** start of Material to process **

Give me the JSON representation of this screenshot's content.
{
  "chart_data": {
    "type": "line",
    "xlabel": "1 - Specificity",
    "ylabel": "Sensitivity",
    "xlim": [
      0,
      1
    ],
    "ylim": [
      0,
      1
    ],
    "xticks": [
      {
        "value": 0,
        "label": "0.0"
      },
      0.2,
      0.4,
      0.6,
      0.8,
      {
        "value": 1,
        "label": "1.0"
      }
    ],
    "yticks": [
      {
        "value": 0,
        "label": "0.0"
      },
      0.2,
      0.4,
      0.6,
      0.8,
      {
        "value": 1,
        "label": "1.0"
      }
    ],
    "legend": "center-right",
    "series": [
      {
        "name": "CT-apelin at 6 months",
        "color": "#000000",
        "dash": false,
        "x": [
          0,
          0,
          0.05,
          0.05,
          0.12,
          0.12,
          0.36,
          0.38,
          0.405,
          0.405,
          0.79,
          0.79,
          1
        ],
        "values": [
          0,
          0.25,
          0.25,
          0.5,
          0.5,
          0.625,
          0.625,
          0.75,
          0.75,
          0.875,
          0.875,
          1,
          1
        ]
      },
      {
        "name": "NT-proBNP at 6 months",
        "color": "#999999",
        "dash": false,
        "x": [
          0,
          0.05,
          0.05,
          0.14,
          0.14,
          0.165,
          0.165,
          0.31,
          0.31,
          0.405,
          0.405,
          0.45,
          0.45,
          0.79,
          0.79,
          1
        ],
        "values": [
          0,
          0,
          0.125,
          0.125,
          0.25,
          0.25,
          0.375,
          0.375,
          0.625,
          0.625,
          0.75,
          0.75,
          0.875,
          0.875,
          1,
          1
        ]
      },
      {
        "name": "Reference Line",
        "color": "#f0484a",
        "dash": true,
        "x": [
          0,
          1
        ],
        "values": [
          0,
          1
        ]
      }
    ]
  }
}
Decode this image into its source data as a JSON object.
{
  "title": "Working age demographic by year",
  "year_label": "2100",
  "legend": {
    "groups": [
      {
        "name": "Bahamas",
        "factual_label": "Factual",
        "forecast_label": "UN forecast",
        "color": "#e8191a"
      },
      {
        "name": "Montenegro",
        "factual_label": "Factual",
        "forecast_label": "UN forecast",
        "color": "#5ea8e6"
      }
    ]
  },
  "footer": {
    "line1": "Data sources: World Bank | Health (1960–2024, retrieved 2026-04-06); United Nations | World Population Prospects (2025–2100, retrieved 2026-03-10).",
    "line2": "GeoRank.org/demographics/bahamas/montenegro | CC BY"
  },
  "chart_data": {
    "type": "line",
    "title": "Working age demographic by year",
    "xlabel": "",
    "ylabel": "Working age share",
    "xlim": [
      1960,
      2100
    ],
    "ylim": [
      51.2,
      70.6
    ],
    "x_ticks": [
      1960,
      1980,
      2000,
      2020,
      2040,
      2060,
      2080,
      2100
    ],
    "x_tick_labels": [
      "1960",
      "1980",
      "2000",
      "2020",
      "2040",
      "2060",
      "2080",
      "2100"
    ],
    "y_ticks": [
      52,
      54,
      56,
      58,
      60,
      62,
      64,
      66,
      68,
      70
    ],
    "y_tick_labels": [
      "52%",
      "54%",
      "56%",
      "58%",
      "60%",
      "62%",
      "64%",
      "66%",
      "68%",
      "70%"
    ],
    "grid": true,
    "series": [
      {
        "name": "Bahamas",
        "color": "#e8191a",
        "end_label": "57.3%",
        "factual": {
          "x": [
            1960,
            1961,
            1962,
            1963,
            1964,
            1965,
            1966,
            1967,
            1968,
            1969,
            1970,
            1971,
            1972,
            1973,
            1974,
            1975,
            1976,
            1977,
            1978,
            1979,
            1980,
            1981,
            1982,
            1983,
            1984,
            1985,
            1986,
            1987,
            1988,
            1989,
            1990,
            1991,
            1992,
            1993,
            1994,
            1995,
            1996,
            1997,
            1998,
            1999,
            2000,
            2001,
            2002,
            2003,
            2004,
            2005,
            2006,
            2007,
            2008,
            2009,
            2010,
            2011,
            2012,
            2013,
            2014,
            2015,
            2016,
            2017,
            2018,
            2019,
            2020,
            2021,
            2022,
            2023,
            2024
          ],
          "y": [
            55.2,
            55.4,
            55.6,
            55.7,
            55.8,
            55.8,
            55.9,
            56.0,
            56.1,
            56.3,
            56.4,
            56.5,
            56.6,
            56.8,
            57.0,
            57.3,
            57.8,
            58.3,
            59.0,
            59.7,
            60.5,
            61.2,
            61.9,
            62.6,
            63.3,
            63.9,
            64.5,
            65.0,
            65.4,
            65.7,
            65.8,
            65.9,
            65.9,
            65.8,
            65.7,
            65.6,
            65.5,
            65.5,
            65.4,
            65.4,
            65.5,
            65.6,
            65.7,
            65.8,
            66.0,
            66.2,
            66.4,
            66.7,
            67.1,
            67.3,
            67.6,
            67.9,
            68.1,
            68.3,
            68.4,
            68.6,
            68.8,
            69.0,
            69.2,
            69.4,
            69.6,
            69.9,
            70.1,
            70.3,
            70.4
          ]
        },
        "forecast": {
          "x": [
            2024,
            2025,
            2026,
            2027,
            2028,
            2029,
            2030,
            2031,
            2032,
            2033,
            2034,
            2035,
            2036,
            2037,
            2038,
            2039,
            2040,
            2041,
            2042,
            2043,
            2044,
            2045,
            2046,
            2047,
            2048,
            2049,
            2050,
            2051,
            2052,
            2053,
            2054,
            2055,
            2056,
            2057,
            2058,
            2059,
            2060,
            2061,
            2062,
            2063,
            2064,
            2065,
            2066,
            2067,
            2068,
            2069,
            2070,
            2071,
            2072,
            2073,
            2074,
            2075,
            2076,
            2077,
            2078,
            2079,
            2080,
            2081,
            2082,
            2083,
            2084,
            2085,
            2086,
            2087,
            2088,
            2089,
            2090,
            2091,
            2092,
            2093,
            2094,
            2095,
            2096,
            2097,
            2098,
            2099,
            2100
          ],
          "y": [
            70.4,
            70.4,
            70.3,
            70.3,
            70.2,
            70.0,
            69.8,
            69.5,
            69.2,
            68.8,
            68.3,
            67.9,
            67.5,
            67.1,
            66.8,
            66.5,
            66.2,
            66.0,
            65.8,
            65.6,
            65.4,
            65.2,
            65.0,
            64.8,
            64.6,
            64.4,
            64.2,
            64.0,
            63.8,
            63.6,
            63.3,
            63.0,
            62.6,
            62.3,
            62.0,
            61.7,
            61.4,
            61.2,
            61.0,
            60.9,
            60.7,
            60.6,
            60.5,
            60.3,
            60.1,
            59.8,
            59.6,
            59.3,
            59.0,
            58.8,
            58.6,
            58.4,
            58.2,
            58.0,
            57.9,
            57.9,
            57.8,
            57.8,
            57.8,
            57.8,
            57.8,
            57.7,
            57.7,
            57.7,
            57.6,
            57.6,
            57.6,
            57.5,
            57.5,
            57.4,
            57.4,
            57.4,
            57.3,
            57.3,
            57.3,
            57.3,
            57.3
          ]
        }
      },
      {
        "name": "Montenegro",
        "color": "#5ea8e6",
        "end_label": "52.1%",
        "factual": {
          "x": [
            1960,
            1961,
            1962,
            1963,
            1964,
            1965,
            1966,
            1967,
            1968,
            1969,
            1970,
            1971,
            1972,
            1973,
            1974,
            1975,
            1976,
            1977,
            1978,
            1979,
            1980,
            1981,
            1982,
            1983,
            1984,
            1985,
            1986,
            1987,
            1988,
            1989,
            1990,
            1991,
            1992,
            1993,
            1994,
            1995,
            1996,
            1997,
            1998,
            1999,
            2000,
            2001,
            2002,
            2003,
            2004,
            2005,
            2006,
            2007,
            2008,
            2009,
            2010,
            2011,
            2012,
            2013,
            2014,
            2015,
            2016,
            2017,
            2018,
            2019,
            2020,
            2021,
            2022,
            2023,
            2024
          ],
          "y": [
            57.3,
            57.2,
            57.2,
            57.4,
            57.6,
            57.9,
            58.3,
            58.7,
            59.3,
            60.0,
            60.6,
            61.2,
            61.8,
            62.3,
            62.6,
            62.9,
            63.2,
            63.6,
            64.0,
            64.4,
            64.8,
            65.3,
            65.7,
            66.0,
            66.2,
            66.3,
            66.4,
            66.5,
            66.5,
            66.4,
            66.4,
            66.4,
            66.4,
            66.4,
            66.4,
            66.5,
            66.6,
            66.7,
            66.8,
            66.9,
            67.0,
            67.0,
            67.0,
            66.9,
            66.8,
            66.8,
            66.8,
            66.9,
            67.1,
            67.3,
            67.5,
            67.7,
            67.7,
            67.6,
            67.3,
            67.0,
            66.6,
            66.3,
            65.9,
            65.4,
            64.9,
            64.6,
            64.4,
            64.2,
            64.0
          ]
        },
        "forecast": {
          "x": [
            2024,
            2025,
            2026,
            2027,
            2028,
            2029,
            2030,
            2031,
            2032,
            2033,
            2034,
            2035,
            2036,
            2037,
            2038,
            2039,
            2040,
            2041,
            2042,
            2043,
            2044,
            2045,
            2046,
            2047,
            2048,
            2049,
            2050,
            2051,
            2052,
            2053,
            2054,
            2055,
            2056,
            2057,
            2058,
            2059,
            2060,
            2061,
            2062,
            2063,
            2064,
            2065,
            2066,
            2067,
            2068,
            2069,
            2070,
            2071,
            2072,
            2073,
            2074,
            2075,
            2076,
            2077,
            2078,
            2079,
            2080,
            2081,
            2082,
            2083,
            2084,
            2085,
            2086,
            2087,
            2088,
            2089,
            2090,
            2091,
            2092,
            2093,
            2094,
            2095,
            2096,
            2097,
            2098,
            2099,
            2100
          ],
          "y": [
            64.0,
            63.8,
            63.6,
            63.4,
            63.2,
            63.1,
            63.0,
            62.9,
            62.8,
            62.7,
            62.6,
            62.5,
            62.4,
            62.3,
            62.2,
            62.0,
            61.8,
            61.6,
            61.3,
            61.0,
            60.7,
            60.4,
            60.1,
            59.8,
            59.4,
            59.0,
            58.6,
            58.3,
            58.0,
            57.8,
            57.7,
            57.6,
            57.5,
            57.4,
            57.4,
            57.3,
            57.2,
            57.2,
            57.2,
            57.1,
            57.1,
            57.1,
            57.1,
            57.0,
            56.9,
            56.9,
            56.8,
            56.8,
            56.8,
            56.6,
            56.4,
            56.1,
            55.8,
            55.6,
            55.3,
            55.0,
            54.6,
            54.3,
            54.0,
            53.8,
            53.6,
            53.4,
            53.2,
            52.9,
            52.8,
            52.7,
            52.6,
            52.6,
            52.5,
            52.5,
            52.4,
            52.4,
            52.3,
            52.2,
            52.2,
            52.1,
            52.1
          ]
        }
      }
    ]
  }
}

** end of Material to process **

● **Prompt**:
Take every line that includes the string "months" and copy it.

● **Full solution**:
        "name": "CT-apelin at 6 months",
        "name": "NT-proBNP at 6 months",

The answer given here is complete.